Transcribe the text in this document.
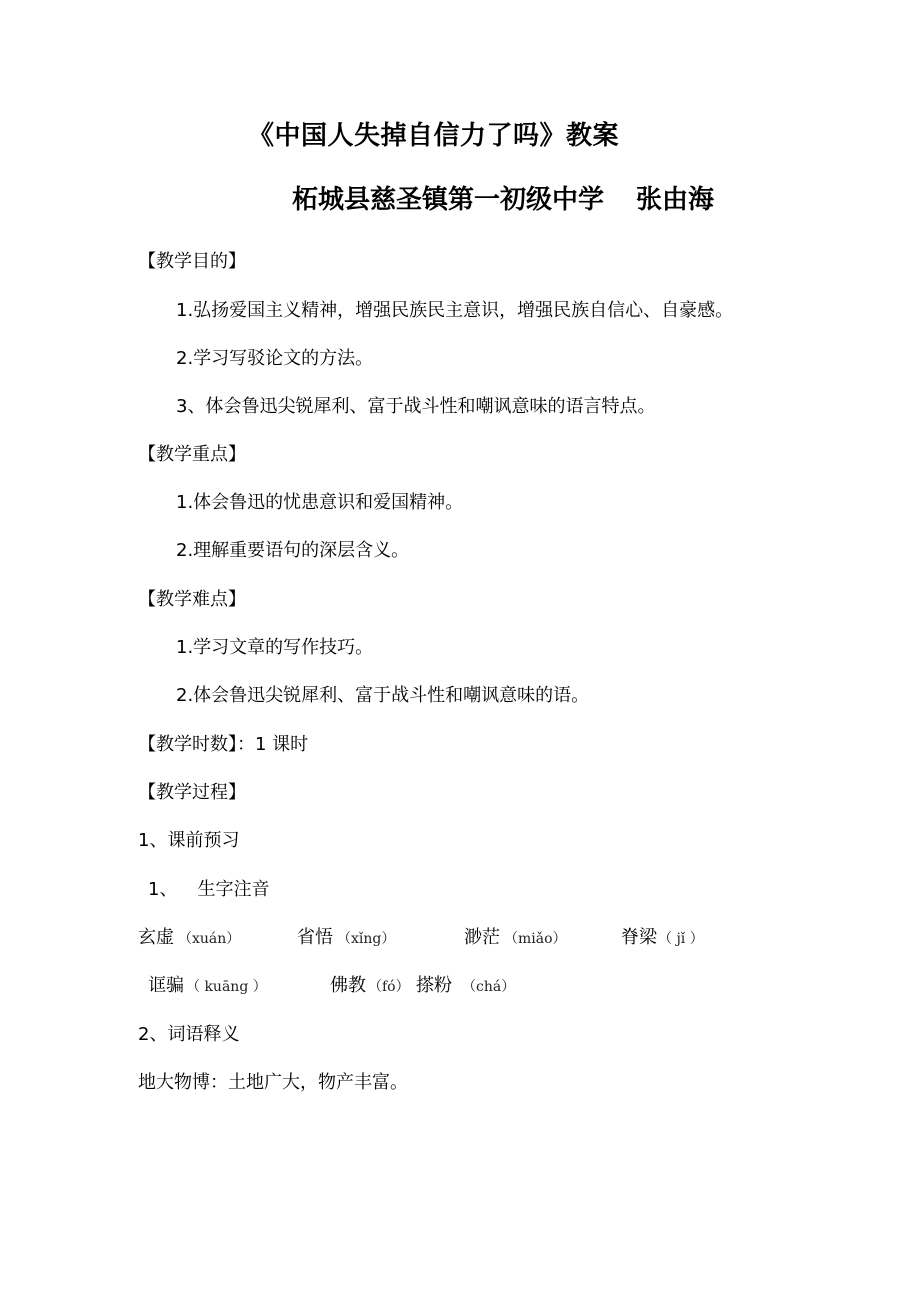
《中国人失掉自信力了吗》教案
柘城县慈圣镇第一初级中学 张由海
【教学目的】
1.弘扬爱国主义精神，增强民族民主意识，增强民族自信心、自豪感。
2.学习写驳论文的方法。
3、体会鲁迅尖锐犀利、富于战斗性和嘲讽意味的语言特点。
【教学重点】
1.体会鲁迅的忧患意识和爱国精神。
2.理解重要语句的深层含义。
【教学难点】
1.学习文章的写作技巧。
2.体会鲁迅尖锐犀利、富于战斗性和嘲讽意味的语。
【教学时数】：1 课时
【教学过程】
1、课前预习
1、 生字注音
玄虚 （xuán）	省悟 （xǐng）	渺茫 （miǎo）	脊梁 （ jǐ ）
诓骗 （ kuāng ）	佛教 （fó） 搽粉 （chá）
2、词语释义
地大物博：土地广大，物产丰富。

* * * *

PROBLEM TO SOLVE: Copy every line above word for word and exclude the pictures.

RESPONSE BELOW:
Transcribe the text in this document.
《中国人失掉自信力了吗》教案
柘城县慈圣镇第一初级中学 张由海
【教学目的】
1.弘扬爱国主义精神，增强民族民主意识，增强民族自信心、自豪感。
2.学习写驳论文的方法。
3、体会鲁迅尖锐犀利、富于战斗性和嘲讽意味的语言特点。
【教学重点】
1.体会鲁迅的忧患意识和爱国精神。
2.理解重要语句的深层含义。
【教学难点】
1.学习文章的写作技巧。
2.体会鲁迅尖锐犀利、富于战斗性和嘲讽意味的语。
【教学时数】：1 课时
【教学过程】
1、课前预习
1、 生字注音
玄虚 （xuán）	省悟 （xǐng）	渺茫 （miǎo）	脊梁 （ jǐ ）
诓骗 （ kuāng ）	佛教 （fó） 搽粉 （chá）
2、词语释义
地大物博：土地广大，物产丰富。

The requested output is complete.